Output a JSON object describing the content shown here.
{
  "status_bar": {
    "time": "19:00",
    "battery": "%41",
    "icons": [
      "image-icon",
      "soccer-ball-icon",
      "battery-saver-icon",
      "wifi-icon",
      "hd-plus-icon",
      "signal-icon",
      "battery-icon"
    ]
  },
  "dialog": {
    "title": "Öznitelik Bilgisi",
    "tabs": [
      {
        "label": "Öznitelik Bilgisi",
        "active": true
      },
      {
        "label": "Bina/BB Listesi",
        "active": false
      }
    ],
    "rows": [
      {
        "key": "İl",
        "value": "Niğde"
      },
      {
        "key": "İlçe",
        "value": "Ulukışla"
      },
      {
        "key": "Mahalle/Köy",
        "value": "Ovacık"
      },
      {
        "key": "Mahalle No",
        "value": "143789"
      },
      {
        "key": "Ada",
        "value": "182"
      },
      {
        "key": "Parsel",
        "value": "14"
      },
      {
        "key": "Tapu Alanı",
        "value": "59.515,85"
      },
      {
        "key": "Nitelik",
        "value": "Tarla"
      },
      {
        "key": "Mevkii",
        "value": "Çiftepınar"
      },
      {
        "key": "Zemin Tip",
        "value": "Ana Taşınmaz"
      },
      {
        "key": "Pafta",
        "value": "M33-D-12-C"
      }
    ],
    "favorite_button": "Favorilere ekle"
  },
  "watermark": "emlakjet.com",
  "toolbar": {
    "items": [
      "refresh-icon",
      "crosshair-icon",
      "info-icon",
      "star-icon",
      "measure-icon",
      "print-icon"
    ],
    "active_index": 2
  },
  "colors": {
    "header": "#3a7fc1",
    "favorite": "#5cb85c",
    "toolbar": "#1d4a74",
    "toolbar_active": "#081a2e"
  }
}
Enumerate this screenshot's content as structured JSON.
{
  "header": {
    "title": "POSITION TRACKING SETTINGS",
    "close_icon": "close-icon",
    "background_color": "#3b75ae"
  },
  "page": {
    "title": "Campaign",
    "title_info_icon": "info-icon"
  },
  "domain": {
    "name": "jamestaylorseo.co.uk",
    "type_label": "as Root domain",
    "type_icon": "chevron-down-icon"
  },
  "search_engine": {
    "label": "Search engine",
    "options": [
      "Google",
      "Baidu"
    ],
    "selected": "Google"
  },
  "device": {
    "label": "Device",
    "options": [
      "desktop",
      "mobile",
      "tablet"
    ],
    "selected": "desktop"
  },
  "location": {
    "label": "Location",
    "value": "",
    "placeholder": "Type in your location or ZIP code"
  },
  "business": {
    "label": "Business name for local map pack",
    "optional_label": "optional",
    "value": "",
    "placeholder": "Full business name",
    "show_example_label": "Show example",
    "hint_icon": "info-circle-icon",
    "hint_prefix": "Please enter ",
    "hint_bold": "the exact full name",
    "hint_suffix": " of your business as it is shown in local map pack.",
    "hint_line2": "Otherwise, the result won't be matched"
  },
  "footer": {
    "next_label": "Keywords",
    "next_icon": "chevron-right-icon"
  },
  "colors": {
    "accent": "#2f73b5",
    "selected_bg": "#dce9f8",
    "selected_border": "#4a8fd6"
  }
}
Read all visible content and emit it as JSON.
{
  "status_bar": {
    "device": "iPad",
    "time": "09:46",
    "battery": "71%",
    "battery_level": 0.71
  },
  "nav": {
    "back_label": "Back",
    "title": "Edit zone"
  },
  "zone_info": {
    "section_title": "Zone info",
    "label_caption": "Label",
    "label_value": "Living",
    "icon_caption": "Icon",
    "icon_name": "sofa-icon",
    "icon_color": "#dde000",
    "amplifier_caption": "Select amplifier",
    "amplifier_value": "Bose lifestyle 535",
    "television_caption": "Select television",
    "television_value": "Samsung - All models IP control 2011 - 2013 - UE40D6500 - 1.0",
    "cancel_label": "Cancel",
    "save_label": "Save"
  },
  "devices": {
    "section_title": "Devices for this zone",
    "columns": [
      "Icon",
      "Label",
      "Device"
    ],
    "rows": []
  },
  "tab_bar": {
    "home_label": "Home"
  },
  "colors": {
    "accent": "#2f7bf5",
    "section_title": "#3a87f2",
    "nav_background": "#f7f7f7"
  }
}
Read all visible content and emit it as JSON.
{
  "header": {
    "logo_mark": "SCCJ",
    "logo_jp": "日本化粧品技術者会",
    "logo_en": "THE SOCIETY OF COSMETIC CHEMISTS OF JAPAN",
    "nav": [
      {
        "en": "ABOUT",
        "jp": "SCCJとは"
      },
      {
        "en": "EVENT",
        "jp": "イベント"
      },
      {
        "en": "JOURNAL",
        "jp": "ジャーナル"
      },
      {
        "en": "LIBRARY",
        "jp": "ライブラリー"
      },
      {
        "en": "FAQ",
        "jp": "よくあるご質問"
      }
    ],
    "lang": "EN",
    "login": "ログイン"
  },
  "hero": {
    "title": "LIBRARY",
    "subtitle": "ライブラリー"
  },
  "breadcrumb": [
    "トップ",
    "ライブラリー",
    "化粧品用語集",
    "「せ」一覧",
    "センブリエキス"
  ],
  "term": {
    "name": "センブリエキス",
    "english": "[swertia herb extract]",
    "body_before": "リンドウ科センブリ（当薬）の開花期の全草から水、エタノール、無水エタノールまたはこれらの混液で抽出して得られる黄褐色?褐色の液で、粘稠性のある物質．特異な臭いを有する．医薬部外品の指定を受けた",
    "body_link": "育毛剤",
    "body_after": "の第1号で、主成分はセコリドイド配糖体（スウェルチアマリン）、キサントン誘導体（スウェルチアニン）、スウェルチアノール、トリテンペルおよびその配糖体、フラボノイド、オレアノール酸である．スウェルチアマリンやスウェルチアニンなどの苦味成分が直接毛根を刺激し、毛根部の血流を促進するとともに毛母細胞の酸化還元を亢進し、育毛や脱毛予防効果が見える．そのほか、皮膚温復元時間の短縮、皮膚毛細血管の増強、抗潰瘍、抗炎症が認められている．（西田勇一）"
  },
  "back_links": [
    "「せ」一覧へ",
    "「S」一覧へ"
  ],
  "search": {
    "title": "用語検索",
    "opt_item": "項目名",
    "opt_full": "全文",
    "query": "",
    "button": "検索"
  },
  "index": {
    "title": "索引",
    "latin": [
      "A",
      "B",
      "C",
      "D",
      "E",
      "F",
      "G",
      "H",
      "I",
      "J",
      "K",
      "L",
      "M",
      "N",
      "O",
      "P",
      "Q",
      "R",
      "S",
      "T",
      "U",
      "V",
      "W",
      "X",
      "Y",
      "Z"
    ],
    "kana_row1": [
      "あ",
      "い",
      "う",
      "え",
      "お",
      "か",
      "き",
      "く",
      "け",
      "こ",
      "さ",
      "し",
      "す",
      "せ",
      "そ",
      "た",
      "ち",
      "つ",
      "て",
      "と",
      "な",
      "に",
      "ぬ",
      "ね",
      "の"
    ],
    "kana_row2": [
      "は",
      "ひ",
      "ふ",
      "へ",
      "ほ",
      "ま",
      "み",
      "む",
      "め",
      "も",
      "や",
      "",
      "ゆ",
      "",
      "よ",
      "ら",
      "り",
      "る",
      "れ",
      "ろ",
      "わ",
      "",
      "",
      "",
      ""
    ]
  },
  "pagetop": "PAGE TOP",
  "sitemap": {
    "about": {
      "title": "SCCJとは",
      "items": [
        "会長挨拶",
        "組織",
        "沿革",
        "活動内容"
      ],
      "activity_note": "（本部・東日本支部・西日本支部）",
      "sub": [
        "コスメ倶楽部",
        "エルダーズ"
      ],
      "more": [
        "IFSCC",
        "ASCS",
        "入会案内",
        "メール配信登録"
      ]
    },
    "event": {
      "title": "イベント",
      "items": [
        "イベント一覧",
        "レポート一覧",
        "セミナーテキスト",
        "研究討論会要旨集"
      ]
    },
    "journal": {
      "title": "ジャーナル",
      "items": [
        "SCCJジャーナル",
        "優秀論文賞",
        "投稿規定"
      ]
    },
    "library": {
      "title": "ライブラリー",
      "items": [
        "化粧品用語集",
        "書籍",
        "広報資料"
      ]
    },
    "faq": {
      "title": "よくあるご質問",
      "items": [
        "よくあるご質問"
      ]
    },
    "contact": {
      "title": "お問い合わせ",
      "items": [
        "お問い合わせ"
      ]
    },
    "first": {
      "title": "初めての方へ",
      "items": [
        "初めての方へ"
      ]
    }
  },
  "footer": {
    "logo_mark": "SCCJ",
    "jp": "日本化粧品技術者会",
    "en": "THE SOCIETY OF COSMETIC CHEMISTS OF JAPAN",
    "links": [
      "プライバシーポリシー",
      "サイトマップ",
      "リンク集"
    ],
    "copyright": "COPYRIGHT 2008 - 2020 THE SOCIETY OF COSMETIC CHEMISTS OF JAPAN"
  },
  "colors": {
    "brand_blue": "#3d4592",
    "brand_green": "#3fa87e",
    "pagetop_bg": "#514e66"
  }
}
++++++++
▸ **What the exercise asks**
Find the lines above that contain the word "JSON" and collect them.

▸ **Written solution**
Output a JSON object describing the content shown here.
Enumerate this screenshot's content as structured JSON.
Read all visible content and emit it as JSON.
Read all visible content and emit it as JSON.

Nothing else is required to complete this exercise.